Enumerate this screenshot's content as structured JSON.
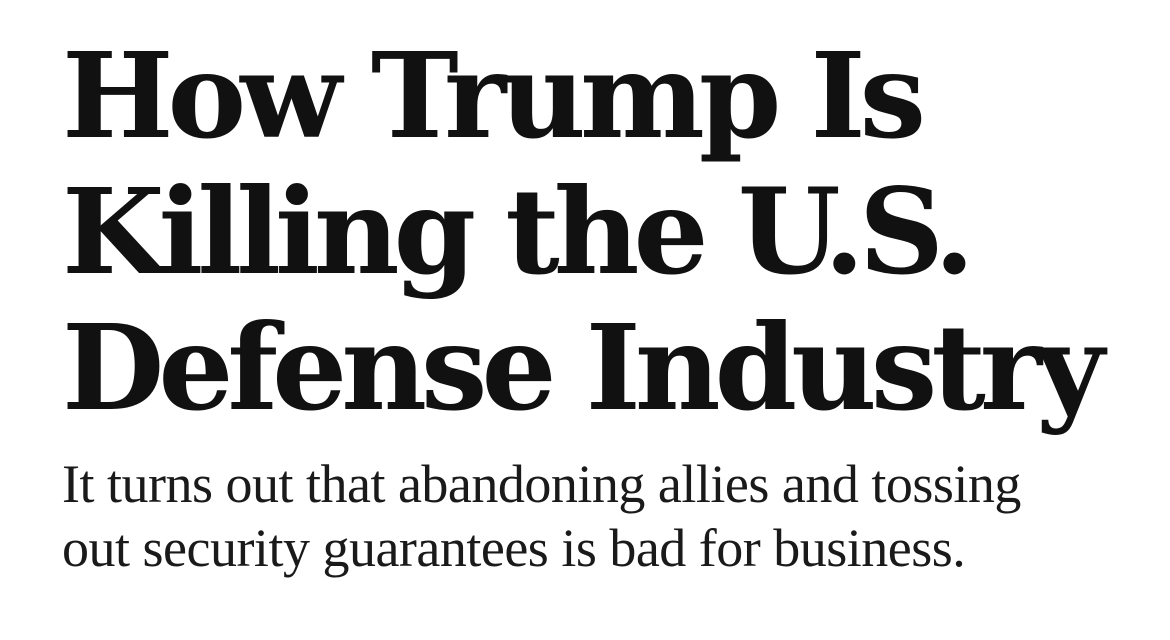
{
  "headline": {
    "lines": [
      "How Trump Is",
      "Killing the U.S.",
      "Defense Industry"
    ]
  },
  "dek": {
    "lines": [
      "It turns out that abandoning allies and tossing",
      "out security guarantees is bad for business."
    ]
  },
  "colors": {
    "headline": "#111111",
    "dek": "#1a1a1a",
    "background": "#ffffff"
  }
}
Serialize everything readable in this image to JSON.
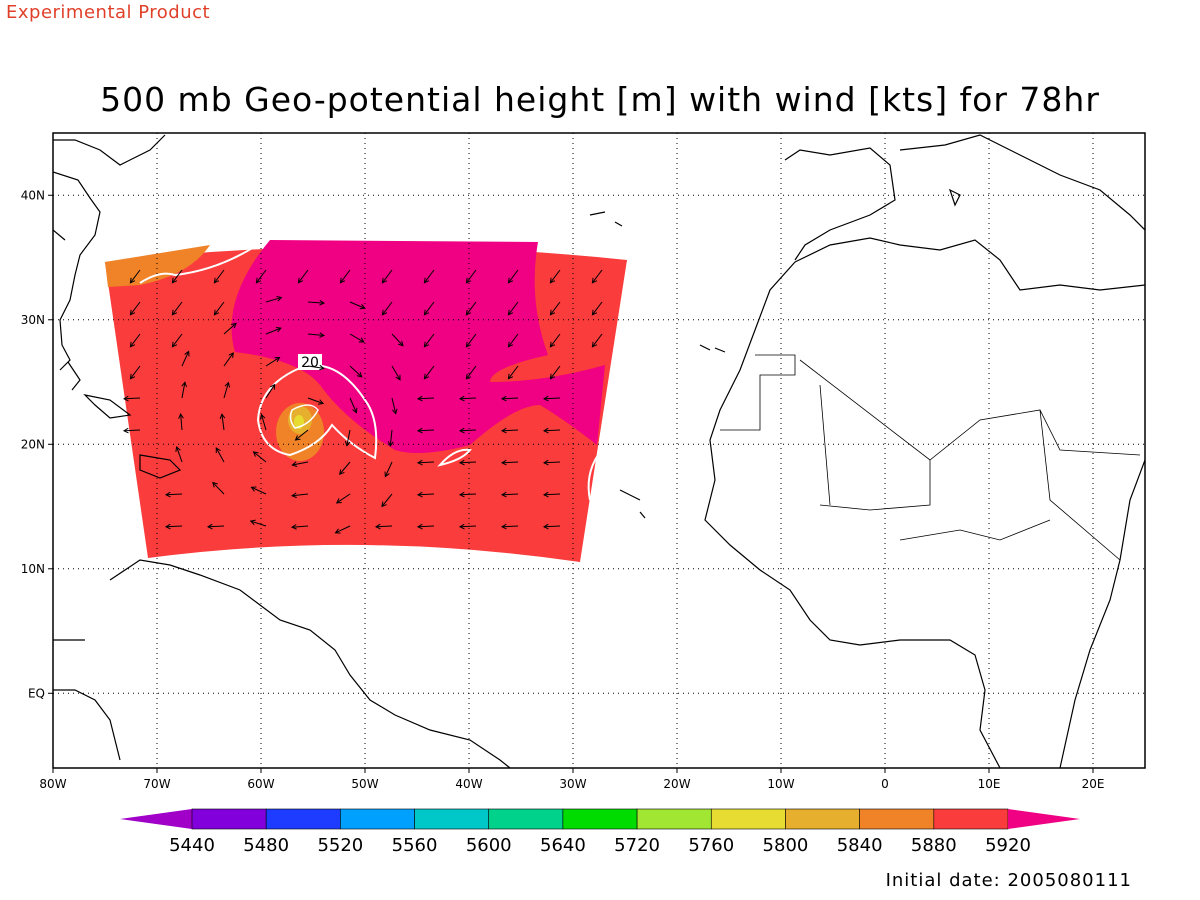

◆ ◆ ◆ ◆

* [SET PROBLEM]
Omitting all images, print the listing exactly.

* [SOLUTION TO THIS EXERCISE]
Enumerate this screenshot's content as structured JSON.
{
  "headline": {
    "lines": [
      "How Trump Is",
      "Killing the U.S.",
      "Defense Industry"
    ]
  },
  "dek": {
    "lines": [
      "It turns out that abandoning allies and tossing",
      "out security guarantees is bad for business."
    ]
  },
  "colors": {
    "headline": "#111111",
    "dek": "#1a1a1a",
    "background": "#ffffff"
  }
}
Serialize everything readable in this image to JSON.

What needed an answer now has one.